(Collected data)

........

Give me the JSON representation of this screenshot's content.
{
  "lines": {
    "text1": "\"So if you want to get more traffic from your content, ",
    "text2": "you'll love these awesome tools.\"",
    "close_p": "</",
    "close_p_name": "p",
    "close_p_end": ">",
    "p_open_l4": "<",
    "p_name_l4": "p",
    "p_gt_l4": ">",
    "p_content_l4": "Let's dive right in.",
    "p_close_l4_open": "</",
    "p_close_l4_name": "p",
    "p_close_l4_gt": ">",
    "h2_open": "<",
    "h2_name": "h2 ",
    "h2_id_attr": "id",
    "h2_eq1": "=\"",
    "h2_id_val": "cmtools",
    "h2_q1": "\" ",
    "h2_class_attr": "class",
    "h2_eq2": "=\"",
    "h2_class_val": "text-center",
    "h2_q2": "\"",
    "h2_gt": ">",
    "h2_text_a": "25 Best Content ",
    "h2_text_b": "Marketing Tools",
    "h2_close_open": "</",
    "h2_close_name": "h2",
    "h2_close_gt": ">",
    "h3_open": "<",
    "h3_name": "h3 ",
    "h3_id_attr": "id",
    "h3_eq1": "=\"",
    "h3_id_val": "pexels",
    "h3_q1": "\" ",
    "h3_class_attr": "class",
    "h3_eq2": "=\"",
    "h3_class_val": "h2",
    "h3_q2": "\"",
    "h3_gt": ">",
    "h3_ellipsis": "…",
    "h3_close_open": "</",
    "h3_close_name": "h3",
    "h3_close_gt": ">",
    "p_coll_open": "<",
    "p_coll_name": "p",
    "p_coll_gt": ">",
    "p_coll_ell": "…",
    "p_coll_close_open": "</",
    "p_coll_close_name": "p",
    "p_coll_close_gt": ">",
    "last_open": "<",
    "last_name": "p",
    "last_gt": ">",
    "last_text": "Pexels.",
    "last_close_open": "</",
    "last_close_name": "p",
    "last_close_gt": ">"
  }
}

........

#### Directions:
What is needed here is an exact reproduction of all the entries.

#### The response:
Give me the JSON representation of this screenshot's content.
{
  "lines": {
    "text1": "\"So if you want to get more traffic from your content, ",
    "text2": "you'll love these awesome tools.\"",
    "close_p": "</",
    "close_p_name": "p",
    "close_p_end": ">",
    "p_open_l4": "<",
    "p_name_l4": "p",
    "p_gt_l4": ">",
    "p_content_l4": "Let's dive right in.",
    "p_close_l4_open": "</",
    "p_close_l4_name": "p",
    "p_close_l4_gt": ">",
    "h2_open": "<",
    "h2_name": "h2 ",
    "h2_id_attr": "id",
    "h2_eq1": "=\"",
    "h2_id_val": "cmtools",
    "h2_q1": "\" ",
    "h2_class_attr": "class",
    "h2_eq2": "=\"",
    "h2_class_val": "text-center",
    "h2_q2": "\"",
    "h2_gt": ">",
    "h2_text_a": "25 Best Content ",
    "h2_text_b": "Marketing Tools",
    "h2_close_open": "</",
    "h2_close_name": "h2",
    "h2_close_gt": ">",
    "h3_open": "<",
    "h3_name": "h3 ",
    "h3_id_attr": "id",
    "h3_eq1": "=\"",
    "h3_id_val": "pexels",
    "h3_q1": "\" ",
    "h3_class_attr": "class",
    "h3_eq2": "=\"",
    "h3_class_val": "h2",
    "h3_q2": "\"",
    "h3_gt": ">",
    "h3_ellipsis": "…",
    "h3_close_open": "</",
    "h3_close_name": "h3",
    "h3_close_gt": ">",
    "p_coll_open": "<",
    "p_coll_name": "p",
    "p_coll_gt": ">",
    "p_coll_ell": "…",
    "p_coll_close_open": "</",
    "p_coll_close_name": "p",
    "p_coll_close_gt": ">",
    "last_open": "<",
    "last_name": "p",
    "last_gt": ">",
    "last_text": "Pexels.",
    "last_close_open": "</",
    "last_close_name": "p",
    "last_close_gt": ">"
  }
}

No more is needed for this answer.